• Short problem: Give back the full material, exactly as it reads.

• Record extracts:
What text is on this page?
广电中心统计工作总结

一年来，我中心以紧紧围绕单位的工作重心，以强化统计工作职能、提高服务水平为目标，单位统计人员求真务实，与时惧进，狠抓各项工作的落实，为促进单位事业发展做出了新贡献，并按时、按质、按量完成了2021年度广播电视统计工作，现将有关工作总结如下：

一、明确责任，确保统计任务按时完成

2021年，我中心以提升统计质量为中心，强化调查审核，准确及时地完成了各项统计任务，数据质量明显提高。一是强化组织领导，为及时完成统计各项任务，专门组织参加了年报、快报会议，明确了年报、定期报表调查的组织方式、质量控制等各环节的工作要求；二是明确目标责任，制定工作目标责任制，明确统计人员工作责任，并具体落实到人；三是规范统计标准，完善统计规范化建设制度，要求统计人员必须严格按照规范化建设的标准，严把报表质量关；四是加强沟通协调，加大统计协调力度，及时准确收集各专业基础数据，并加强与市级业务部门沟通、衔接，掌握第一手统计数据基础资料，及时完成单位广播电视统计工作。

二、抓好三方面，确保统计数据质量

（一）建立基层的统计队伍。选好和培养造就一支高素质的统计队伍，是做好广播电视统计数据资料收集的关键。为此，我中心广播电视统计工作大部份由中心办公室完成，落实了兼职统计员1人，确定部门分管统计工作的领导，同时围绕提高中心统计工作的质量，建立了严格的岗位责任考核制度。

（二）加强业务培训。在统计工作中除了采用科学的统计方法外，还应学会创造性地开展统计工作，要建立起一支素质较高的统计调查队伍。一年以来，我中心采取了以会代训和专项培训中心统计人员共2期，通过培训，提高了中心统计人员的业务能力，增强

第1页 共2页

• Exercise response:
What text is on this page?
广电中心统计工作总结

一年来，我中心以紧紧围绕单位的工作重心，以强化统计工作职能、提高服务水平为目标，单位统计人员求真务实，与时惧进，狠抓各项工作的落实，为促进单位事业发展做出了新贡献，并按时、按质、按量完成了2021年度广播电视统计工作，现将有关工作总结如下：

一、明确责任，确保统计任务按时完成

2021年，我中心以提升统计质量为中心，强化调查审核，准确及时地完成了各项统计任务，数据质量明显提高。一是强化组织领导，为及时完成统计各项任务，专门组织参加了年报、快报会议，明确了年报、定期报表调查的组织方式、质量控制等各环节的工作要求；二是明确目标责任，制定工作目标责任制，明确统计人员工作责任，并具体落实到人；三是规范统计标准，完善统计规范化建设制度，要求统计人员必须严格按照规范化建设的标准，严把报表质量关；四是加强沟通协调，加大统计协调力度，及时准确收集各专业基础数据，并加强与市级业务部门沟通、衔接，掌握第一手统计数据基础资料，及时完成单位广播电视统计工作。

二、抓好三方面，确保统计数据质量

（一）建立基层的统计队伍。选好和培养造就一支高素质的统计队伍，是做好广播电视统计数据资料收集的关键。为此，我中心广播电视统计工作大部份由中心办公室完成，落实了兼职统计员1人，确定部门分管统计工作的领导，同时围绕提高中心统计工作的质量，建立了严格的岗位责任考核制度。

（二）加强业务培训。在统计工作中除了采用科学的统计方法外，还应学会创造性地开展统计工作，要建立起一支素质较高的统计调查队伍。一年以来，我中心采取了以会代训和专项培训中心统计人员共2期，通过培训，提高了中心统计人员的业务能力，增强

第1页 共2页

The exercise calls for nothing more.